## start

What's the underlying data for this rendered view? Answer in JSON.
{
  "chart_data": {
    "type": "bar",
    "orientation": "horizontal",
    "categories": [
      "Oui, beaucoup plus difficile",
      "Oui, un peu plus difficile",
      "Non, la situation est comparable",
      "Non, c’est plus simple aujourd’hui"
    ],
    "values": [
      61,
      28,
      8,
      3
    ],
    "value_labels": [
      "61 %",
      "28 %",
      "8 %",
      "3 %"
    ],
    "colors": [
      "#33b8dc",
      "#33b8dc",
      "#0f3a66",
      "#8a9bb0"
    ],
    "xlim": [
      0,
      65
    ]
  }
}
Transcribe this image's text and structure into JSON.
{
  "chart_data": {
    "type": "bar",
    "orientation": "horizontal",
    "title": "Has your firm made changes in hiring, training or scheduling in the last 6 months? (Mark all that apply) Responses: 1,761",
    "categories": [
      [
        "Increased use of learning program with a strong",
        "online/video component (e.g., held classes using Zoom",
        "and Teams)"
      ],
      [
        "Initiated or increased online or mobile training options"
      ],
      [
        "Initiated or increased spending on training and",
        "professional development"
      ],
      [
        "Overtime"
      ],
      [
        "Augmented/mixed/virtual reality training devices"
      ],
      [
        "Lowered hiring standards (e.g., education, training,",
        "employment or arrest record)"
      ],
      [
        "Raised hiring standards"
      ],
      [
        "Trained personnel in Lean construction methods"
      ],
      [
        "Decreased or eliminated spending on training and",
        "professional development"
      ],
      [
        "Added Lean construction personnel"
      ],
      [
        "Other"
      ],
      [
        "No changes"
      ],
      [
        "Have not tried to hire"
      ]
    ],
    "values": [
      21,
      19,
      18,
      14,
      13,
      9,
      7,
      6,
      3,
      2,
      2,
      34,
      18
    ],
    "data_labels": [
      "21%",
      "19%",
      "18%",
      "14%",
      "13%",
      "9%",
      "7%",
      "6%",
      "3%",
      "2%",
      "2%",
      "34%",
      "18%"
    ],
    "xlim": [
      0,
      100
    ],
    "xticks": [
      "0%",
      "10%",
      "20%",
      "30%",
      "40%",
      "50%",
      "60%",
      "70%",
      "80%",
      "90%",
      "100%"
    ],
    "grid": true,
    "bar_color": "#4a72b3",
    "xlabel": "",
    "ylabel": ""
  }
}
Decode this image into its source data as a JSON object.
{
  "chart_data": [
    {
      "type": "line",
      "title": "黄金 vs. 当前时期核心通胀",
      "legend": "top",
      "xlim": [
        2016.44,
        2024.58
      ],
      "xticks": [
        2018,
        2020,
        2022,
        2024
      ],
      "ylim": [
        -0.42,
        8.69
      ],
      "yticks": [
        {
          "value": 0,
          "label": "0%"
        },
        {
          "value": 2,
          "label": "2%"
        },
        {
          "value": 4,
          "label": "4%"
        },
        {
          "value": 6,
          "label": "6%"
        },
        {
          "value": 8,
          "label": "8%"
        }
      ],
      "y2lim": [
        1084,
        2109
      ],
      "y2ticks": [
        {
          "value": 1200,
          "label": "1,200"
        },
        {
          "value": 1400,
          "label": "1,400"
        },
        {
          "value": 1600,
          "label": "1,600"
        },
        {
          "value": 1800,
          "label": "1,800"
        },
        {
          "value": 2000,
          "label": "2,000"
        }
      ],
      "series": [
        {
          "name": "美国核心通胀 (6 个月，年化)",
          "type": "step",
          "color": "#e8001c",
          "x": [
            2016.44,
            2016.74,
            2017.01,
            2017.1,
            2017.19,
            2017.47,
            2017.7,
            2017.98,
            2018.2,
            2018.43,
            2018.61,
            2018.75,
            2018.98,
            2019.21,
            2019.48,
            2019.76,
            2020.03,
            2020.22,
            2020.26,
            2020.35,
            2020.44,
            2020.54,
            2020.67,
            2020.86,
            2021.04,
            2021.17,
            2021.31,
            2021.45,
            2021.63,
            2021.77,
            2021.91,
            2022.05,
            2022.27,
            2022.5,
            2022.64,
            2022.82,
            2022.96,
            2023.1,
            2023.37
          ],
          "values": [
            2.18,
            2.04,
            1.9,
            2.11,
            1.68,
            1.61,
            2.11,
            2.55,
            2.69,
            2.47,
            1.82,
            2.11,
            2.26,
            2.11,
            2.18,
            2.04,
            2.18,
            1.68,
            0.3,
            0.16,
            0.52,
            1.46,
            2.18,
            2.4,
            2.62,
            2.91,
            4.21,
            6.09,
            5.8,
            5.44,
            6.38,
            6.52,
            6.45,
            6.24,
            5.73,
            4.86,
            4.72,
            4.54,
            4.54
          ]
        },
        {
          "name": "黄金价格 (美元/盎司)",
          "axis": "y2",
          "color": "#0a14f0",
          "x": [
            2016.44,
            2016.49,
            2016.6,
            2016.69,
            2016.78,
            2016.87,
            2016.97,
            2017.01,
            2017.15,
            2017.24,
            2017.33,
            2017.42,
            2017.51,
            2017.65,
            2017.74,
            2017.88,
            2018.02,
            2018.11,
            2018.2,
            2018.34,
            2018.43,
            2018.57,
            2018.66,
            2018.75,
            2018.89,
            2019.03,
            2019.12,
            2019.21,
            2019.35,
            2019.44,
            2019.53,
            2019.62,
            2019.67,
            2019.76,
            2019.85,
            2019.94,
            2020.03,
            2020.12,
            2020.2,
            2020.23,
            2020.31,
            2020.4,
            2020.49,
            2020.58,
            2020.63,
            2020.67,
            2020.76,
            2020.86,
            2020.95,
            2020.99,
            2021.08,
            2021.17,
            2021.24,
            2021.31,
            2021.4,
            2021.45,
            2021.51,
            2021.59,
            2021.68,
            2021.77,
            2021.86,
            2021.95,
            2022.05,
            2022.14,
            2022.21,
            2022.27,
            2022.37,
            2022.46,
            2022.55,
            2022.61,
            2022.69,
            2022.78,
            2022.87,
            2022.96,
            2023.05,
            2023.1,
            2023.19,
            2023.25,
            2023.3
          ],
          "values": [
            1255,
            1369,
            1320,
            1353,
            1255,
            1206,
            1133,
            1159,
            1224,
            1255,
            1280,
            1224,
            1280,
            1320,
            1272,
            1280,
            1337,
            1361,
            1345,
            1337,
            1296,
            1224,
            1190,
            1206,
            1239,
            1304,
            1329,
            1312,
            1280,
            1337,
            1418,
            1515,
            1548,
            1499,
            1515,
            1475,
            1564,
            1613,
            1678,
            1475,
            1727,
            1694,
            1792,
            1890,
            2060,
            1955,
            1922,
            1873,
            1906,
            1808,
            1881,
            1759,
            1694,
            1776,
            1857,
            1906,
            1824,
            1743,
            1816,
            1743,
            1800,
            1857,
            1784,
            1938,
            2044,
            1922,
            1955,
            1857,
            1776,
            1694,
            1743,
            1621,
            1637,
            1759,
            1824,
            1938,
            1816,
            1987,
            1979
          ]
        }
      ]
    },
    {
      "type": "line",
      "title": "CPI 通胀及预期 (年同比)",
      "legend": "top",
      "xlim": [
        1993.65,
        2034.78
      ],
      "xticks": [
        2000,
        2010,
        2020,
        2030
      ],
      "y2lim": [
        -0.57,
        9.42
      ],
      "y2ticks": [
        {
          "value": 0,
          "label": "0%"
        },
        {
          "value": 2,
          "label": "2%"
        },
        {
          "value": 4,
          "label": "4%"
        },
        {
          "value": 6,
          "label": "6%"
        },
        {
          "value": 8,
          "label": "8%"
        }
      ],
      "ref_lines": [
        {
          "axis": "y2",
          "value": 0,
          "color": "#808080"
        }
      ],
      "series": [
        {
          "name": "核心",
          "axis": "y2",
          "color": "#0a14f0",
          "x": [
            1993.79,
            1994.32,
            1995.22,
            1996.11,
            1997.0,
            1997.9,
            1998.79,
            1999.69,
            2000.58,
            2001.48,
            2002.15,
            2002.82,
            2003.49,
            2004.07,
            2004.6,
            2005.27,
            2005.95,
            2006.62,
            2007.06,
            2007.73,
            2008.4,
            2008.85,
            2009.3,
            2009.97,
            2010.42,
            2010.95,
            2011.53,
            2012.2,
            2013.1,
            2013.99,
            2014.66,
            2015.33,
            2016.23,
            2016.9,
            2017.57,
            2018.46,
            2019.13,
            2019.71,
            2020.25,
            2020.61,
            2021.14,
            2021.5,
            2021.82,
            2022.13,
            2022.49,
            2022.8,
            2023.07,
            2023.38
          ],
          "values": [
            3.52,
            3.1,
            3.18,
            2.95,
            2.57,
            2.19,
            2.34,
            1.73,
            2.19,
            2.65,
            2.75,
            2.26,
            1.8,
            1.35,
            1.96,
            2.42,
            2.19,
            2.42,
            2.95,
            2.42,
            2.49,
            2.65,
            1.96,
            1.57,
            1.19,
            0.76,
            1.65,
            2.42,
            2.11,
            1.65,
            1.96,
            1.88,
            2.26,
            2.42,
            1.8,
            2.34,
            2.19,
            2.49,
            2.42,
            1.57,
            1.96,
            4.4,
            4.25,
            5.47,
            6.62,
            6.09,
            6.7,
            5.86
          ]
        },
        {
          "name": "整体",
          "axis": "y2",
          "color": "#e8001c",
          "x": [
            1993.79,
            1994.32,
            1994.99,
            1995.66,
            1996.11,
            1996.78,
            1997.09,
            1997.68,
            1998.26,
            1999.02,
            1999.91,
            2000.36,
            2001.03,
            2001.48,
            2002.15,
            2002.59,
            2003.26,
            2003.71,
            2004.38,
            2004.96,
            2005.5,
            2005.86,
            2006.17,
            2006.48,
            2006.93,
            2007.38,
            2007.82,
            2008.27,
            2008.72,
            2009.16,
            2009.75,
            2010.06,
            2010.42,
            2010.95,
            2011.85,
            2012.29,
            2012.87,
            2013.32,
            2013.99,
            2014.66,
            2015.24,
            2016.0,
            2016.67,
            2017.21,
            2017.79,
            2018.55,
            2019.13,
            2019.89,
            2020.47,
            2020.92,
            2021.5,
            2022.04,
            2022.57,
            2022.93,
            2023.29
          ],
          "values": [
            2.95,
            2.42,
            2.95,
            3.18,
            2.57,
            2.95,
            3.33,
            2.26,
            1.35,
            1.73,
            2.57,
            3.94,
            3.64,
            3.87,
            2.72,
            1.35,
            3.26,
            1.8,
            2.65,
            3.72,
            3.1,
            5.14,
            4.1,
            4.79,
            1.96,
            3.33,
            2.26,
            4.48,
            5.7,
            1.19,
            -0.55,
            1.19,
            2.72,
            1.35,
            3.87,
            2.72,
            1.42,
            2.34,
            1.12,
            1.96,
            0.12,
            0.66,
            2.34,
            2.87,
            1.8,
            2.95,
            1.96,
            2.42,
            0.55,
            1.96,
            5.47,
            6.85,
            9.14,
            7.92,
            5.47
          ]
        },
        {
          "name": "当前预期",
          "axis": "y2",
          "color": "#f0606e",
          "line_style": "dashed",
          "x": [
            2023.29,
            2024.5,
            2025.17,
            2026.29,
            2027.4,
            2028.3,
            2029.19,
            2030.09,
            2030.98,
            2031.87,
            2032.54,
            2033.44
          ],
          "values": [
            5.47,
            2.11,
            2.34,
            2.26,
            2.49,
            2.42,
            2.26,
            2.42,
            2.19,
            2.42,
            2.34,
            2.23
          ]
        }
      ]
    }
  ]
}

## end

Write only the number of lines that include "construction".

2